WHAT NEEDS TO BE DONE
Every line that includes the word "تعالى" is to be listed.

___ DATA SUPPLIED

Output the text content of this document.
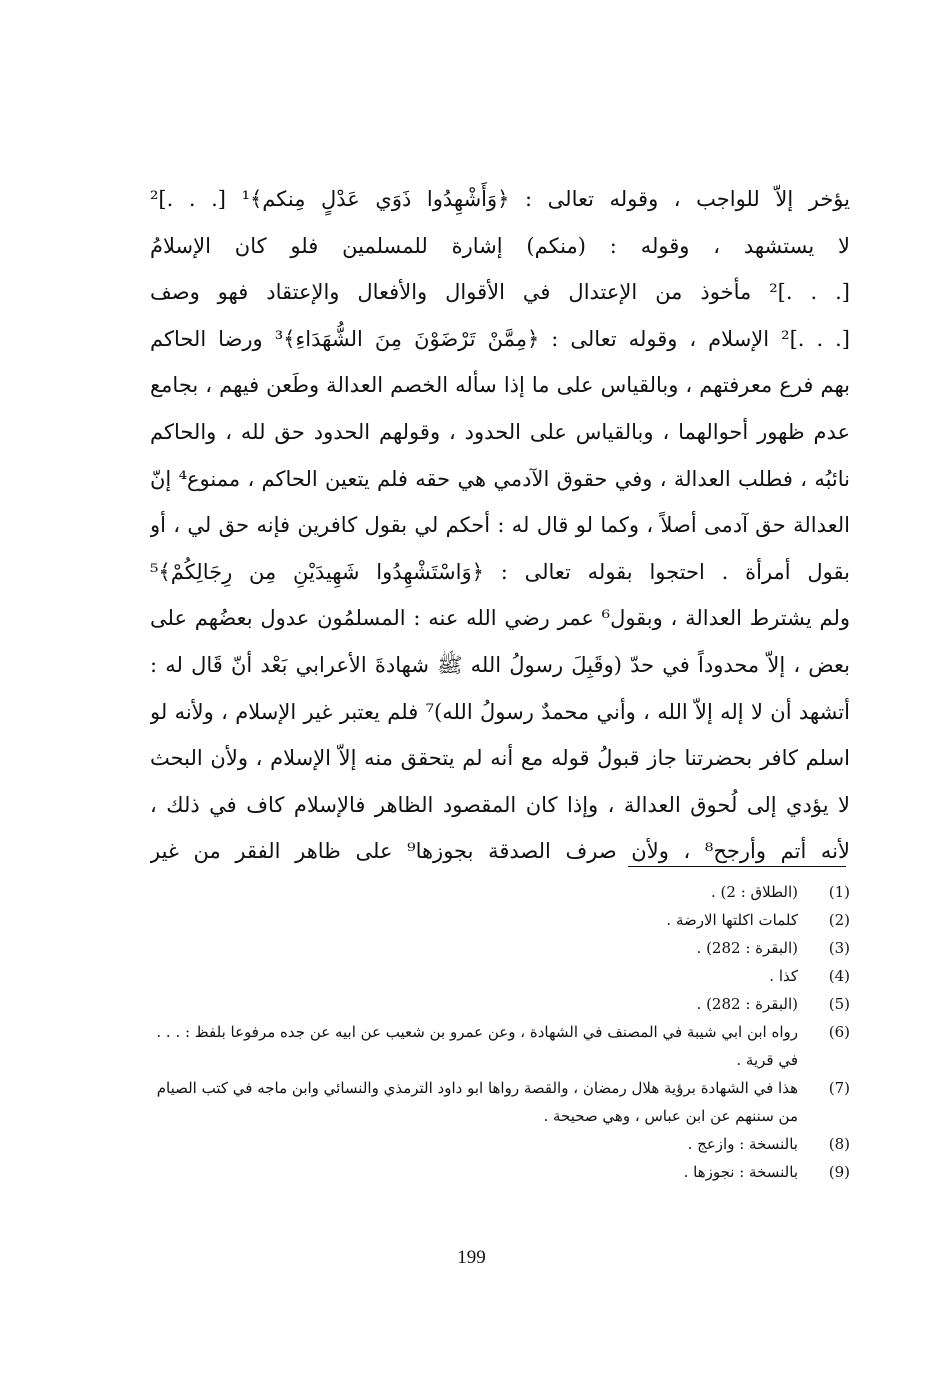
يؤخر إلاّ للواجب ، وقوله تعالى : ﴿وَأَشْهِدُوا ذَوَي عَدْلٍ مِنكم﴾¹ [. . .]²
لا يستشهد ، وقوله : (منكم) إشارة للمسلمين فلو كان الإسلامُ
[. . .]² مأخوذ من الإعتدال في الأقوال والأفعال والإعتقاد فهو وصف
[. . .]² الإسلام ، وقوله تعالى : ﴿مِمَّنْ تَرْضَوْنَ مِنَ الشُّهَدَاءِ﴾³ ورضا الحاكم
بهم فرع معرفتهم ، وبالقياس على ما إذا سأله الخصم العدالة وطَعن فيهم ، بجامع
عدم ظهور أحوالهما ، وبالقياس على الحدود ، وقولهم الحدود حق لله ، والحاكم
نائبُه ، فطلب العدالة ، وفي حقوق الآدمي هي حقه فلم يتعين الحاكم ، ممنوع⁴ إنّ
العدالة حق آدمى أصلاً ، وكما لو قال له : أحكم لي بقول كافرين فإنه حق لي ، أو
بقول أمرأة . احتجوا بقوله تعالى : ﴿وَاسْتَشْهِدُوا شَهِيدَيْنِ مِن رِجَالِكُمْ﴾⁵
ولم يشترط العدالة ، وبقول⁶ عمر رضي الله عنه : المسلمُون عدول بعضُهم على
بعض ، إلاّ محدوداً في حدّ (وقَبِلَ رسولُ الله ﷺ شهادةَ الأعرابي بَعْد أنّ قَال له :
أتشهد أن لا إله إلاّ الله ، وأني محمدٌ رسولُ الله)⁷ فلم يعتبر غير الإسلام ، ولأنه لو
اسلم كافر بحضرتنا جاز قبولُ قوله مع أنه لم يتحقق منه إلاّ الإسلام ، ولأن البحث
لا يؤدي إلى لُحوق العدالة ، وإذا كان المقصود الظاهر فالإسلام كاف في ذلك ،
لأنه أتم وأرجح⁸ ، ولأن صرف الصدقة بجوزها⁹ على ظاهر الفقر من غير
(1)
(الطلاق : 2) .
(2)
كلمات اكلتها الارضة .
(3)
(البقرة : 282) .
(4)
كذا .
(5)
(البقرة : 282) .
(6)
رواه ابن ابي شيبة في المصنف في الشهادة ، وعن عمرو بن شعيب عن ابيه عن جده مرفوعا بلفظ : . . . في قرية .
(7)
هذا في الشهادة برؤية هلال رمضان ، والقصة رواها ابو داود الترمذي والنسائي وابن ماجه في كتب الصيام من سننهم عن ابن عباس ، وهي صحيحة .
(8)
بالنسخة : وازعج .
(9)
بالنسخة : نجوزها .
199
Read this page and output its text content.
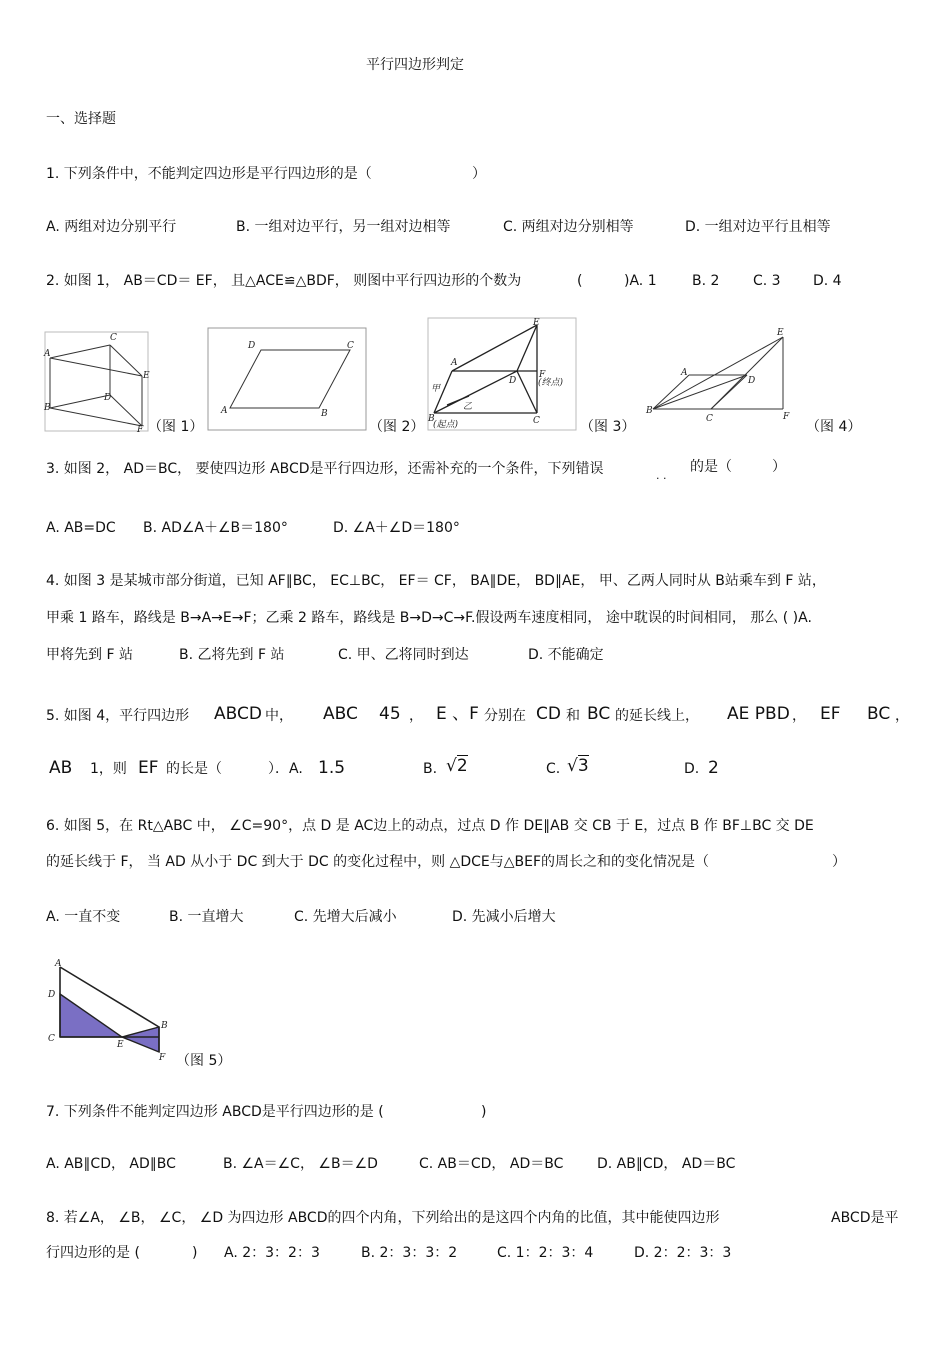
平行四边形判定
一、选择题
1. 下列条件中，不能判定四边形是平行四边形的是（	）
A. 两组对边分别平行	B. 一组对边平行，另一组对边相等	C. 两组对边分别相等	D. 一组对边平行且相等
2. 如图 1， AB＝CD＝ EF， 且△ACE≌△BDF， 则图中平行四边形的个数为	(	)A. 1	B. 2 C. 3 D. 4
A
B
C
D
E
F （图 1）
A	B
C
D
（图 2）
A
B	C
D
E
F
甲
乙
(终点)
(起点)	（图 3）
A
B
C
D
E
F
（图 4）
3. 如图 2， AD＝BC， 要使四边形 ABCD是平行四边形，还需补充的一个条件，下列错误	. .
的是（	）
A. AB=DC B. AD∠A＋∠B＝180°	D. ∠A＋∠D＝180°
4. 如图 3 是某城市部分街道，已知 AF∥BC， EC⊥BC， EF＝ CF， BA∥DE， BD∥AE， 甲、乙两人同时从 B站乘车到 F 站，
甲乘 1 路车，路线是 B→A→E→F；乙乘 2 路车，路线是 B→D→C→F.假设两车速度相同， 途中耽误的时间相同， 那么 ( )A.
甲将先到 F 站	B. 乙将先到 F 站	C. 甲、乙将同时到达	D. 不能确定
5. 如图 4，平行四边形 ABCD 中， ABC 45 ， E 、F 分别在 CD 和 BC 的延长线上， AE PBD ， EF BC ，
AB 1，则 EF 的长是（	）．A. 1.5	B. √2	C. √3	D. 2
6. 如图 5，在 Rt△ABC 中， ∠C=90°，点 D 是 AC边上的动点，过点 D 作 DE∥AB 交 CB 于 E，过点 B 作 BF⊥BC 交 DE
的延长线于 F， 当 AD 从小于 DC 到大于 DC 的变化过程中，则 △DCE与△BEF的周长之和的变化情况是（	）
A. 一直不变	B. 一直增大	C. 先增大后减小	D. 先减小后增大
A
B
C
D
E
F （图 5）
7. 下列条件不能判定四边形 ABCD是平行四边形的是 (	)
A. AB∥CD， AD∥BC	B. ∠A＝∠C， ∠B＝∠D	C. AB＝CD， AD＝BC D. AB∥CD， AD＝BC
8. 若∠A， ∠B， ∠C， ∠D 为四边形 ABCD的四个内角，下列给出的是这四个内角的比值，其中能使四边形	ABCD是平
行四边形的是 (	) A. 2：3：2：3	B. 2：3：3：2	C. 1：2：3：4	D. 2：2：3：3
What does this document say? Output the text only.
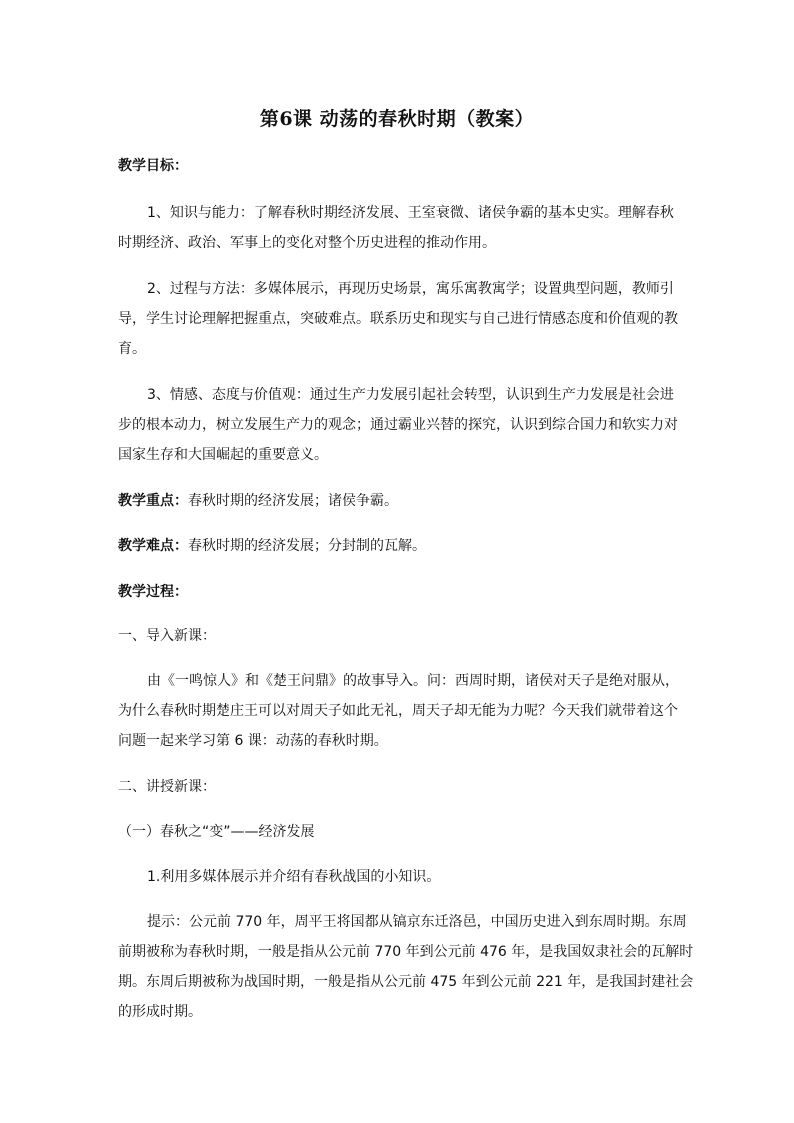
第6课 动荡的春秋时期（教案）
教学目标：
1、知识与能力：了解春秋时期经济发展、王室衰微、诸侯争霸的基本史实。理解春秋
时期经济、政治、军事上的变化对整个历史进程的推动作用。
2、过程与方法：多媒体展示，再现历史场景，寓乐寓教寓学；设置典型问题，教师引
导，学生讨论理解把握重点，突破难点。联系历史和现实与自己进行情感态度和价值观的教
育。
3、情感、态度与价值观：通过生产力发展引起社会转型，认识到生产力发展是社会进
步的根本动力，树立发展生产力的观念；通过霸业兴替的探究，认识到综合国力和软实力对
国家生存和大国崛起的重要意义。
教学重点：春秋时期的经济发展；诸侯争霸。
教学难点：春秋时期的经济发展；分封制的瓦解。
教学过程：
一、导入新课：
由《一鸣惊人》和《楚王问鼎》的故事导入。问：西周时期，诸侯对天子是绝对服从，
为什么春秋时期楚庄王可以对周天子如此无礼，周天子却无能为力呢？今天我们就带着这个
问题一起来学习第 6 课：动荡的春秋时期。
二、讲授新课：
（一）春秋之“变”——经济发展
1.利用多媒体展示并介绍有春秋战国的小知识。
提示：公元前 770 年，周平王将国都从镐京东迁洛邑，中国历史进入到东周时期。东周
前期被称为春秋时期，一般是指从公元前 770 年到公元前 476 年，是我国奴隶社会的瓦解时
期。东周后期被称为战国时期，一般是指从公元前 475 年到公元前 221 年，是我国封建社会
的形成时期。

______

SOLVED PROBLEM
يؤخر إلاّ للواجب ، وقوله تعالى : ﴿وَأَشْهِدُوا ذَوَي عَدْلٍ مِنكم﴾¹ [. . .]²
[. . .]² الإسلام ، وقوله تعالى : ﴿مِمَّنْ تَرْضَوْنَ مِنَ الشُّهَدَاءِ﴾³ ورضا الحاكم
بقول أمرأة . احتجوا بقوله تعالى : ﴿وَاسْتَشْهِدُوا شَهِيدَيْنِ مِن رِجَالِكُمْ﴾⁵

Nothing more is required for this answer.